▸ Activity: Your copy should match the records exactly, except that it contains no pictures.

▸ Provided information:
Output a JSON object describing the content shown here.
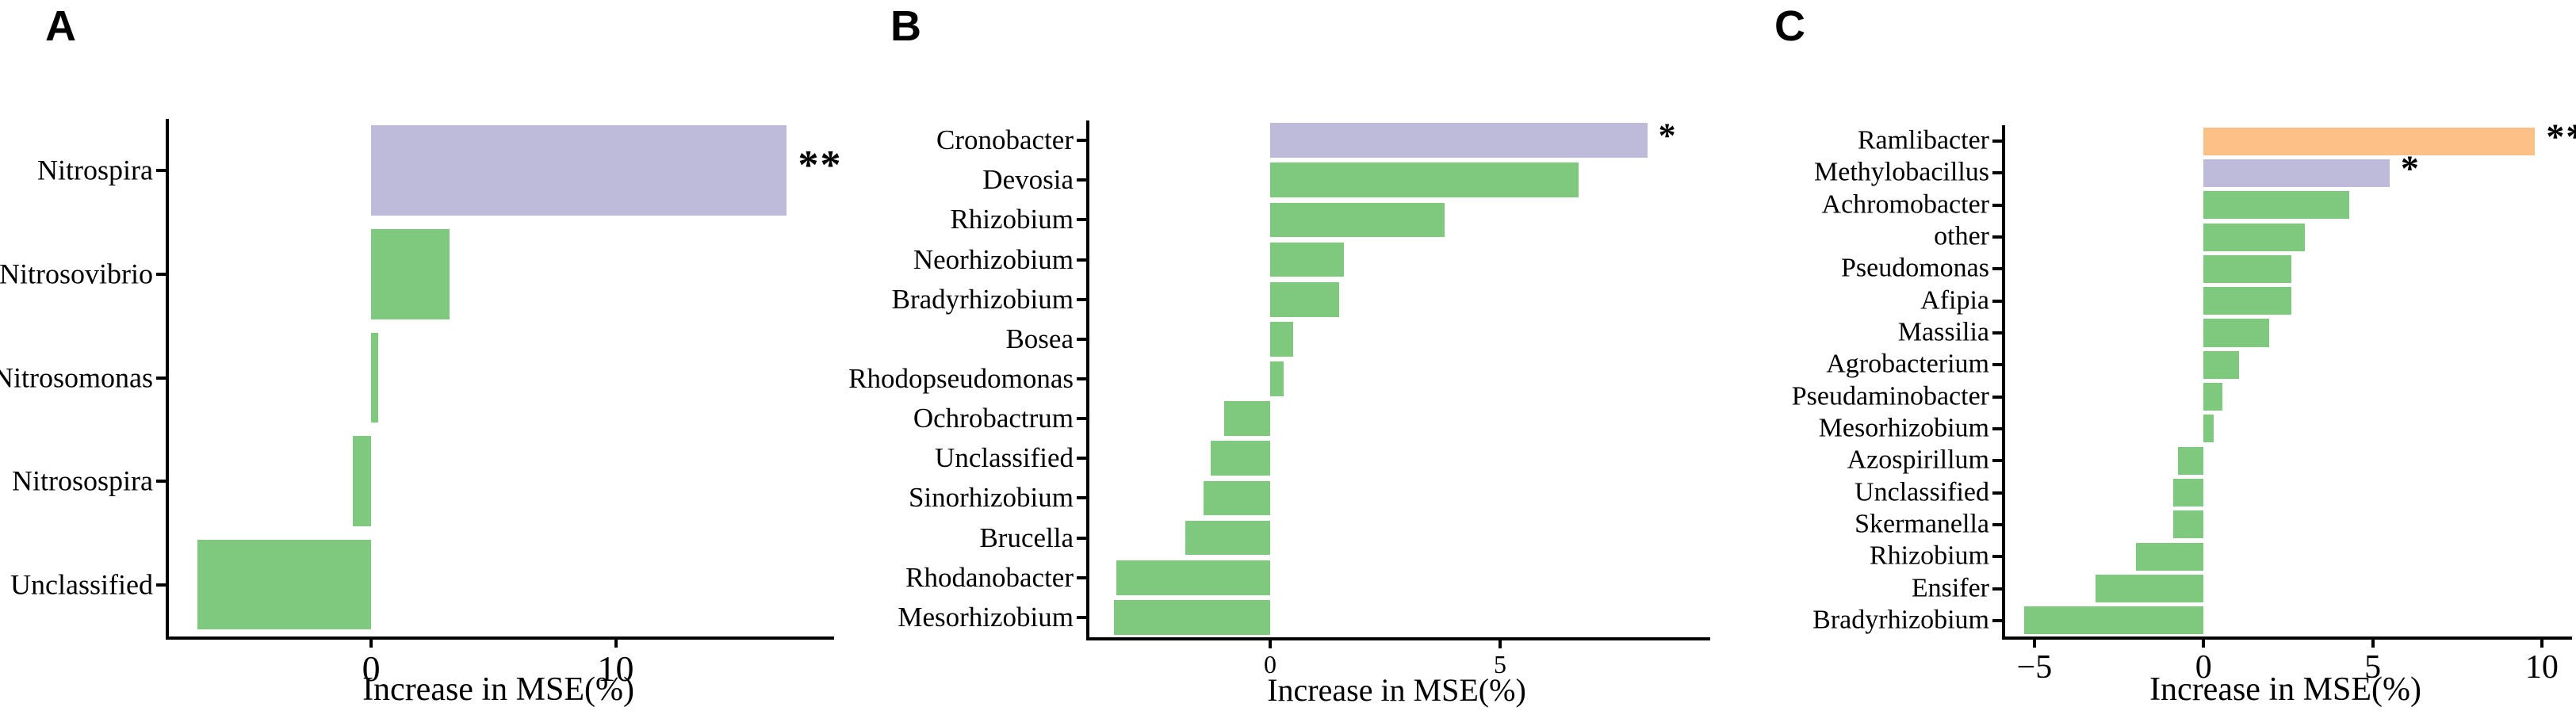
{
  "figure": {
    "x_axis_title": "Increase in MSE(%)",
    "significance_legend_note": ""
  },
  "palette": {
    "green": "#7FC97F",
    "purple": "#BEBADA",
    "orange": "#FDC086",
    "axis": "#000000"
  },
  "chart_data": [
    {
      "type": "bar",
      "panel": "A",
      "orientation": "horizontal",
      "xlabel": "Increase in MSE(%)",
      "xlim": [
        -8.4,
        18.8
      ],
      "grid": false,
      "xticks": [
        {
          "v": 0,
          "label": "0"
        },
        {
          "v": 10,
          "label": "10"
        }
      ],
      "rows": [
        {
          "label": "Nitrospira",
          "value": 17.0,
          "color": "purple",
          "sig": "**"
        },
        {
          "label": "Nitrosovibrio",
          "value": 3.2,
          "color": "green",
          "sig": ""
        },
        {
          "label": "Nitrosomonas",
          "value": 0.3,
          "color": "green",
          "sig": ""
        },
        {
          "label": "Nitrosospira",
          "value": -0.75,
          "color": "green",
          "sig": ""
        },
        {
          "label": "Unclassified",
          "value": -7.1,
          "color": "green",
          "sig": ""
        }
      ]
    },
    {
      "type": "bar",
      "panel": "B",
      "orientation": "horizontal",
      "xlabel": "Increase in MSE(%)",
      "xlim": [
        -4.0,
        9.5
      ],
      "grid": false,
      "xticks": [
        {
          "v": 0,
          "label": "0"
        },
        {
          "v": 5,
          "label": "5"
        }
      ],
      "rows": [
        {
          "label": "Cronobacter",
          "value": 8.2,
          "color": "purple",
          "sig": "*"
        },
        {
          "label": "Devosia",
          "value": 6.7,
          "color": "green",
          "sig": ""
        },
        {
          "label": "Rhizobium",
          "value": 3.8,
          "color": "green",
          "sig": ""
        },
        {
          "label": "Neorhizobium",
          "value": 1.6,
          "color": "green",
          "sig": ""
        },
        {
          "label": "Bradyrhizobium",
          "value": 1.5,
          "color": "green",
          "sig": ""
        },
        {
          "label": "Bosea",
          "value": 0.5,
          "color": "green",
          "sig": ""
        },
        {
          "label": "Rhodopseudomonas",
          "value": 0.3,
          "color": "green",
          "sig": ""
        },
        {
          "label": "Ochrobactrum",
          "value": -1.0,
          "color": "green",
          "sig": ""
        },
        {
          "label": "Unclassified",
          "value": -1.3,
          "color": "green",
          "sig": ""
        },
        {
          "label": "Sinorhizobium",
          "value": -1.45,
          "color": "green",
          "sig": ""
        },
        {
          "label": "Brucella",
          "value": -1.85,
          "color": "green",
          "sig": ""
        },
        {
          "label": "Rhodanobacter",
          "value": -3.35,
          "color": "green",
          "sig": ""
        },
        {
          "label": "Mesorhizobium",
          "value": -3.4,
          "color": "green",
          "sig": ""
        }
      ]
    },
    {
      "type": "bar",
      "panel": "C",
      "orientation": "horizontal",
      "xlabel": "Increase in MSE(%)",
      "xlim": [
        -5.96,
        10.8
      ],
      "grid": false,
      "xticks": [
        {
          "v": -5,
          "label": "−5"
        },
        {
          "v": 0,
          "label": "0"
        },
        {
          "v": 5,
          "label": "5"
        },
        {
          "v": 10,
          "label": "10"
        }
      ],
      "rows": [
        {
          "label": "Ramlibacter",
          "value": 9.8,
          "color": "orange",
          "sig": "**"
        },
        {
          "label": "Methylobacillus",
          "value": 5.5,
          "color": "purple",
          "sig": "*"
        },
        {
          "label": "Achromobacter",
          "value": 4.3,
          "color": "green",
          "sig": ""
        },
        {
          "label": "other",
          "value": 3.0,
          "color": "green",
          "sig": ""
        },
        {
          "label": "Pseudomonas",
          "value": 2.6,
          "color": "green",
          "sig": ""
        },
        {
          "label": "Afipia",
          "value": 2.6,
          "color": "green",
          "sig": ""
        },
        {
          "label": "Massilia",
          "value": 1.95,
          "color": "green",
          "sig": ""
        },
        {
          "label": "Agrobacterium",
          "value": 1.05,
          "color": "green",
          "sig": ""
        },
        {
          "label": "Pseudaminobacter",
          "value": 0.55,
          "color": "green",
          "sig": ""
        },
        {
          "label": "Mesorhizobium",
          "value": 0.3,
          "color": "green",
          "sig": ""
        },
        {
          "label": "Azospirillum",
          "value": -0.75,
          "color": "green",
          "sig": ""
        },
        {
          "label": "Unclassified",
          "value": -0.9,
          "color": "green",
          "sig": ""
        },
        {
          "label": "Skermanella",
          "value": -0.9,
          "color": "green",
          "sig": ""
        },
        {
          "label": "Rhizobium",
          "value": -2.0,
          "color": "green",
          "sig": ""
        },
        {
          "label": "Ensifer",
          "value": -3.2,
          "color": "green",
          "sig": ""
        },
        {
          "label": "Bradyrhizobium",
          "value": -5.3,
          "color": "green",
          "sig": ""
        }
      ]
    }
  ]
}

▸ Exercise output:
Output a JSON object describing the content shown here.
{
  "figure": {
    "x_axis_title": "Increase in MSE(%)",
    "significance_legend_note": ""
  },
  "palette": {
    "green": "#7FC97F",
    "purple": "#BEBADA",
    "orange": "#FDC086",
    "axis": "#000000"
  },
  "chart_data": [
    {
      "type": "bar",
      "panel": "A",
      "orientation": "horizontal",
      "xlabel": "Increase in MSE(%)",
      "xlim": [
        -8.4,
        18.8
      ],
      "grid": false,
      "xticks": [
        {
          "v": 0,
          "label": "0"
        },
        {
          "v": 10,
          "label": "10"
        }
      ],
      "rows": [
        {
          "label": "Nitrospira",
          "value": 17.0,
          "color": "purple",
          "sig": "**"
        },
        {
          "label": "Nitrosovibrio",
          "value": 3.2,
          "color": "green",
          "sig": ""
        },
        {
          "label": "Nitrosomonas",
          "value": 0.3,
          "color": "green",
          "sig": ""
        },
        {
          "label": "Nitrosospira",
          "value": -0.75,
          "color": "green",
          "sig": ""
        },
        {
          "label": "Unclassified",
          "value": -7.1,
          "color": "green",
          "sig": ""
        }
      ]
    },
    {
      "type": "bar",
      "panel": "B",
      "orientation": "horizontal",
      "xlabel": "Increase in MSE(%)",
      "xlim": [
        -4.0,
        9.5
      ],
      "grid": false,
      "xticks": [
        {
          "v": 0,
          "label": "0"
        },
        {
          "v": 5,
          "label": "5"
        }
      ],
      "rows": [
        {
          "label": "Cronobacter",
          "value": 8.2,
          "color": "purple",
          "sig": "*"
        },
        {
          "label": "Devosia",
          "value": 6.7,
          "color": "green",
          "sig": ""
        },
        {
          "label": "Rhizobium",
          "value": 3.8,
          "color": "green",
          "sig": ""
        },
        {
          "label": "Neorhizobium",
          "value": 1.6,
          "color": "green",
          "sig": ""
        },
        {
          "label": "Bradyrhizobium",
          "value": 1.5,
          "color": "green",
          "sig": ""
        },
        {
          "label": "Bosea",
          "value": 0.5,
          "color": "green",
          "sig": ""
        },
        {
          "label": "Rhodopseudomonas",
          "value": 0.3,
          "color": "green",
          "sig": ""
        },
        {
          "label": "Ochrobactrum",
          "value": -1.0,
          "color": "green",
          "sig": ""
        },
        {
          "label": "Unclassified",
          "value": -1.3,
          "color": "green",
          "sig": ""
        },
        {
          "label": "Sinorhizobium",
          "value": -1.45,
          "color": "green",
          "sig": ""
        },
        {
          "label": "Brucella",
          "value": -1.85,
          "color": "green",
          "sig": ""
        },
        {
          "label": "Rhodanobacter",
          "value": -3.35,
          "color": "green",
          "sig": ""
        },
        {
          "label": "Mesorhizobium",
          "value": -3.4,
          "color": "green",
          "sig": ""
        }
      ]
    },
    {
      "type": "bar",
      "panel": "C",
      "orientation": "horizontal",
      "xlabel": "Increase in MSE(%)",
      "xlim": [
        -5.96,
        10.8
      ],
      "grid": false,
      "xticks": [
        {
          "v": -5,
          "label": "−5"
        },
        {
          "v": 0,
          "label": "0"
        },
        {
          "v": 5,
          "label": "5"
        },
        {
          "v": 10,
          "label": "10"
        }
      ],
      "rows": [
        {
          "label": "Ramlibacter",
          "value": 9.8,
          "color": "orange",
          "sig": "**"
        },
        {
          "label": "Methylobacillus",
          "value": 5.5,
          "color": "purple",
          "sig": "*"
        },
        {
          "label": "Achromobacter",
          "value": 4.3,
          "color": "green",
          "sig": ""
        },
        {
          "label": "other",
          "value": 3.0,
          "color": "green",
          "sig": ""
        },
        {
          "label": "Pseudomonas",
          "value": 2.6,
          "color": "green",
          "sig": ""
        },
        {
          "label": "Afipia",
          "value": 2.6,
          "color": "green",
          "sig": ""
        },
        {
          "label": "Massilia",
          "value": 1.95,
          "color": "green",
          "sig": ""
        },
        {
          "label": "Agrobacterium",
          "value": 1.05,
          "color": "green",
          "sig": ""
        },
        {
          "label": "Pseudaminobacter",
          "value": 0.55,
          "color": "green",
          "sig": ""
        },
        {
          "label": "Mesorhizobium",
          "value": 0.3,
          "color": "green",
          "sig": ""
        },
        {
          "label": "Azospirillum",
          "value": -0.75,
          "color": "green",
          "sig": ""
        },
        {
          "label": "Unclassified",
          "value": -0.9,
          "color": "green",
          "sig": ""
        },
        {
          "label": "Skermanella",
          "value": -0.9,
          "color": "green",
          "sig": ""
        },
        {
          "label": "Rhizobium",
          "value": -2.0,
          "color": "green",
          "sig": ""
        },
        {
          "label": "Ensifer",
          "value": -3.2,
          "color": "green",
          "sig": ""
        },
        {
          "label": "Bradyrhizobium",
          "value": -5.3,
          "color": "green",
          "sig": ""
        }
      ]
    }
  ]
}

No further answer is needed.